--- start of Available data ---

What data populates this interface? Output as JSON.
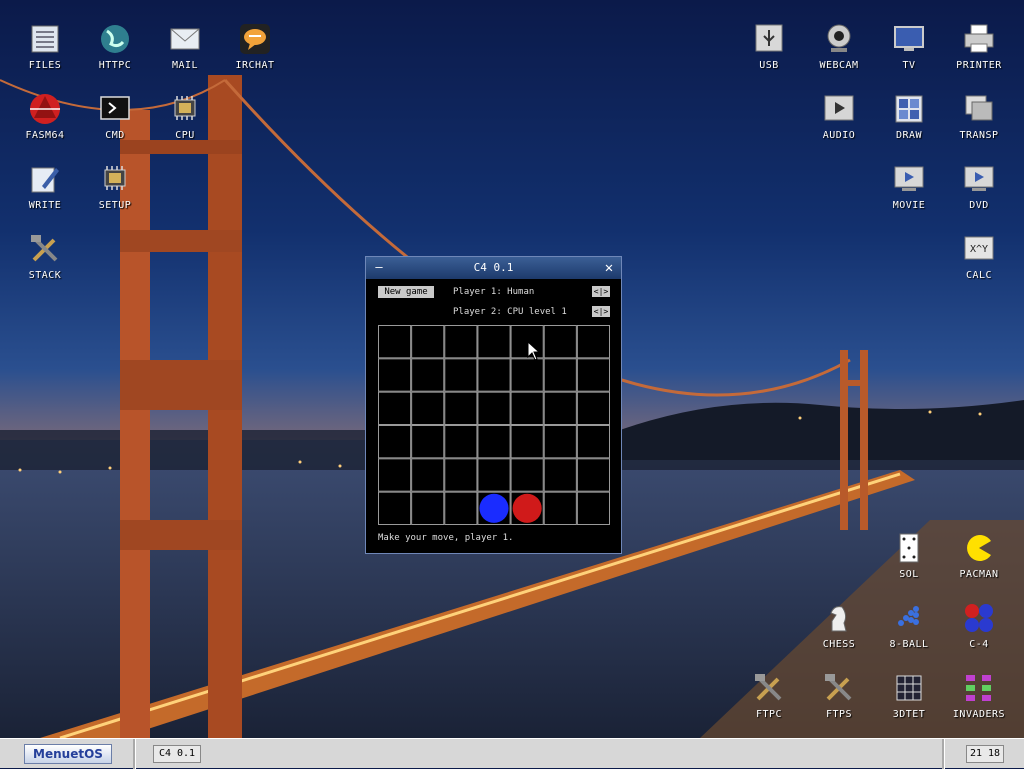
{
  "desktop_icons": {
    "files": {
      "label": "FILES",
      "icon": "files-icon"
    },
    "httpc": {
      "label": "HTTPC",
      "icon": "globe-icon"
    },
    "mail": {
      "label": "MAIL",
      "icon": "mail-icon"
    },
    "irchat": {
      "label": "IRCHAT",
      "icon": "chat-icon"
    },
    "fasm64": {
      "label": "FASM64",
      "icon": "fasm-icon"
    },
    "cmd": {
      "label": "CMD",
      "icon": "terminal-icon"
    },
    "cpu": {
      "label": "CPU",
      "icon": "chip-icon"
    },
    "write": {
      "label": "WRITE",
      "icon": "pen-icon"
    },
    "setup": {
      "label": "SETUP",
      "icon": "chip-icon"
    },
    "stack": {
      "label": "STACK",
      "icon": "tools-icon"
    },
    "usb": {
      "label": "USB",
      "icon": "usb-icon"
    },
    "webcam": {
      "label": "WEBCAM",
      "icon": "webcam-icon"
    },
    "tv": {
      "label": "TV",
      "icon": "tv-icon"
    },
    "printer": {
      "label": "PRINTER",
      "icon": "printer-icon"
    },
    "audio": {
      "label": "AUDIO",
      "icon": "play-icon"
    },
    "draw": {
      "label": "DRAW",
      "icon": "grid-icon"
    },
    "transp": {
      "label": "TRANSP",
      "icon": "window-icon"
    },
    "movie": {
      "label": "MOVIE",
      "icon": "movie-icon"
    },
    "dvd": {
      "label": "DVD",
      "icon": "movie-icon"
    },
    "calc": {
      "label": "CALC",
      "icon": "calc-icon"
    },
    "sol": {
      "label": "SOL",
      "icon": "card-icon"
    },
    "pacman": {
      "label": "PACMAN",
      "icon": "pacman-icon"
    },
    "chess": {
      "label": "CHESS",
      "icon": "chess-knight-icon"
    },
    "eightball": {
      "label": "8-BALL",
      "icon": "balls-icon"
    },
    "c4": {
      "label": "C-4",
      "icon": "c4-icon"
    },
    "ftpc": {
      "label": "FTPC",
      "icon": "tools-icon"
    },
    "ftps": {
      "label": "FTPS",
      "icon": "tools-icon"
    },
    "threedtet": {
      "label": "3DTET",
      "icon": "cube-icon"
    },
    "invaders": {
      "label": "INVADERS",
      "icon": "invader-icon"
    }
  },
  "window": {
    "title": "C4 0.1",
    "new_game_label": "New game",
    "player1": "Player 1: Human",
    "player2": "Player 2: CPU level 1",
    "arrows": "<|>",
    "status": "Make your move, player 1.",
    "board": {
      "columns": 7,
      "rows": 6,
      "pieces": [
        {
          "row": 6,
          "col": 4,
          "color": "blue"
        },
        {
          "row": 6,
          "col": 5,
          "color": "red"
        }
      ]
    }
  },
  "taskbar": {
    "os_label": "MenuetOS",
    "task_label": "C4 0.1",
    "clock": "21 18"
  },
  "colors": {
    "piece_blue": "#1a2cff",
    "piece_red": "#d01a1a",
    "title_bar": "#2b4c85"
  }
}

--- end of Available data ---

# Requirement
Drop the images and quote the entries word for word.

# Exercise result
What data populates this interface? Output as JSON.
{
  "desktop_icons": {
    "files": {
      "label": "FILES",
      "icon": "files-icon"
    },
    "httpc": {
      "label": "HTTPC",
      "icon": "globe-icon"
    },
    "mail": {
      "label": "MAIL",
      "icon": "mail-icon"
    },
    "irchat": {
      "label": "IRCHAT",
      "icon": "chat-icon"
    },
    "fasm64": {
      "label": "FASM64",
      "icon": "fasm-icon"
    },
    "cmd": {
      "label": "CMD",
      "icon": "terminal-icon"
    },
    "cpu": {
      "label": "CPU",
      "icon": "chip-icon"
    },
    "write": {
      "label": "WRITE",
      "icon": "pen-icon"
    },
    "setup": {
      "label": "SETUP",
      "icon": "chip-icon"
    },
    "stack": {
      "label": "STACK",
      "icon": "tools-icon"
    },
    "usb": {
      "label": "USB",
      "icon": "usb-icon"
    },
    "webcam": {
      "label": "WEBCAM",
      "icon": "webcam-icon"
    },
    "tv": {
      "label": "TV",
      "icon": "tv-icon"
    },
    "printer": {
      "label": "PRINTER",
      "icon": "printer-icon"
    },
    "audio": {
      "label": "AUDIO",
      "icon": "play-icon"
    },
    "draw": {
      "label": "DRAW",
      "icon": "grid-icon"
    },
    "transp": {
      "label": "TRANSP",
      "icon": "window-icon"
    },
    "movie": {
      "label": "MOVIE",
      "icon": "movie-icon"
    },
    "dvd": {
      "label": "DVD",
      "icon": "movie-icon"
    },
    "calc": {
      "label": "CALC",
      "icon": "calc-icon"
    },
    "sol": {
      "label": "SOL",
      "icon": "card-icon"
    },
    "pacman": {
      "label": "PACMAN",
      "icon": "pacman-icon"
    },
    "chess": {
      "label": "CHESS",
      "icon": "chess-knight-icon"
    },
    "eightball": {
      "label": "8-BALL",
      "icon": "balls-icon"
    },
    "c4": {
      "label": "C-4",
      "icon": "c4-icon"
    },
    "ftpc": {
      "label": "FTPC",
      "icon": "tools-icon"
    },
    "ftps": {
      "label": "FTPS",
      "icon": "tools-icon"
    },
    "threedtet": {
      "label": "3DTET",
      "icon": "cube-icon"
    },
    "invaders": {
      "label": "INVADERS",
      "icon": "invader-icon"
    }
  },
  "window": {
    "title": "C4 0.1",
    "new_game_label": "New game",
    "player1": "Player 1: Human",
    "player2": "Player 2: CPU level 1",
    "arrows": "<|>",
    "status": "Make your move, player 1.",
    "board": {
      "columns": 7,
      "rows": 6,
      "pieces": [
        {
          "row": 6,
          "col": 4,
          "color": "blue"
        },
        {
          "row": 6,
          "col": 5,
          "color": "red"
        }
      ]
    }
  },
  "taskbar": {
    "os_label": "MenuetOS",
    "task_label": "C4 0.1",
    "clock": "21 18"
  },
  "colors": {
    "piece_blue": "#1a2cff",
    "piece_red": "#d01a1a",
    "title_bar": "#2b4c85"
  }
}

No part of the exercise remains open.